### Directive
Your task is to gather the lines below that hold the string "JSON".

### Records for this task
-.-.-
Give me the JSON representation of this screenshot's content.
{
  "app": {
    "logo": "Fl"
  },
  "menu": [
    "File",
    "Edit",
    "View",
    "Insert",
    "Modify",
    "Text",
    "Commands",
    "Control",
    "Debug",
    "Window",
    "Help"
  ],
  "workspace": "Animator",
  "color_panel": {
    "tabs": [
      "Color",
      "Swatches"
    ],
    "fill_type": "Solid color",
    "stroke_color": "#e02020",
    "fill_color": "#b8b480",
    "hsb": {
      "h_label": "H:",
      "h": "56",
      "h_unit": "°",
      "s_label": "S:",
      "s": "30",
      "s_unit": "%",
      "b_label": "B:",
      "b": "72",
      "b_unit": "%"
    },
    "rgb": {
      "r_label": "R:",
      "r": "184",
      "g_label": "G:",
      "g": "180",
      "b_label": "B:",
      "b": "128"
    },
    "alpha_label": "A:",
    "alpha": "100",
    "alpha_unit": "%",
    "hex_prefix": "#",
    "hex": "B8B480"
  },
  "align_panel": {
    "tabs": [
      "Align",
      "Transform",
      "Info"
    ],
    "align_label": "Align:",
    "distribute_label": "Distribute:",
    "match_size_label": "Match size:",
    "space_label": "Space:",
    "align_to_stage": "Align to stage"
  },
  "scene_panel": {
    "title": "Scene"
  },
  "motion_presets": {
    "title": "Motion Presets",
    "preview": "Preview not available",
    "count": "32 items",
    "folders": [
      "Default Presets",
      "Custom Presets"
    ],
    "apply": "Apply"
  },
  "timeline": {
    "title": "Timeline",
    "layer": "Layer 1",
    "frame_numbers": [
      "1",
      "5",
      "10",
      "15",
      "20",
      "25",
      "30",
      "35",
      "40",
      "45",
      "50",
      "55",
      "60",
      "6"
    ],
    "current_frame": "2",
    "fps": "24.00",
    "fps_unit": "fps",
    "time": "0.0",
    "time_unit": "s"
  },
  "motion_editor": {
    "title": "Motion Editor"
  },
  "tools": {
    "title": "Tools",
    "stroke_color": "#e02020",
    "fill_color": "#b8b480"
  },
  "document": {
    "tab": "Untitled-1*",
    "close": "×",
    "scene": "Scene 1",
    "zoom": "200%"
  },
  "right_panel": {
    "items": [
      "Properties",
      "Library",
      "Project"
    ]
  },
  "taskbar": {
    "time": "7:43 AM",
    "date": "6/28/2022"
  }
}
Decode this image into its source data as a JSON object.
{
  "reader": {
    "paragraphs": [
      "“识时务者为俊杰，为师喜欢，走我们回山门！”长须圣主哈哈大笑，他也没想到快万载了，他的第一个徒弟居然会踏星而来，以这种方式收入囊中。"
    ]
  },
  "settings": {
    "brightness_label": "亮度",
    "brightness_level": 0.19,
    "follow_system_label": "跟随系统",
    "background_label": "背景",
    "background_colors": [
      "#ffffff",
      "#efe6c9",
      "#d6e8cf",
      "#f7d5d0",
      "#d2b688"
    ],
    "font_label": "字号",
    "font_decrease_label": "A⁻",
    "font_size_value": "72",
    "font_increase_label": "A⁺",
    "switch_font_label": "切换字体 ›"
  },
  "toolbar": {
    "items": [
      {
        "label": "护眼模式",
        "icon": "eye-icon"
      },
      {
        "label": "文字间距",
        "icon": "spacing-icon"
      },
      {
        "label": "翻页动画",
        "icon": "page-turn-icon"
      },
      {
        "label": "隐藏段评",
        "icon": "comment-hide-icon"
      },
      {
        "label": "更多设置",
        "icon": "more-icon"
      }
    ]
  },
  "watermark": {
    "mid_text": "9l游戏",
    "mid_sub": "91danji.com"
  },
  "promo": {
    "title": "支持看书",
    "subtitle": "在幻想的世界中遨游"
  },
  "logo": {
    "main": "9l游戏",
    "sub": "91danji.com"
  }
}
-.-.-
### Reply
Give me the JSON representation of this screenshot's content.
Decode this image into its source data as a JSON object.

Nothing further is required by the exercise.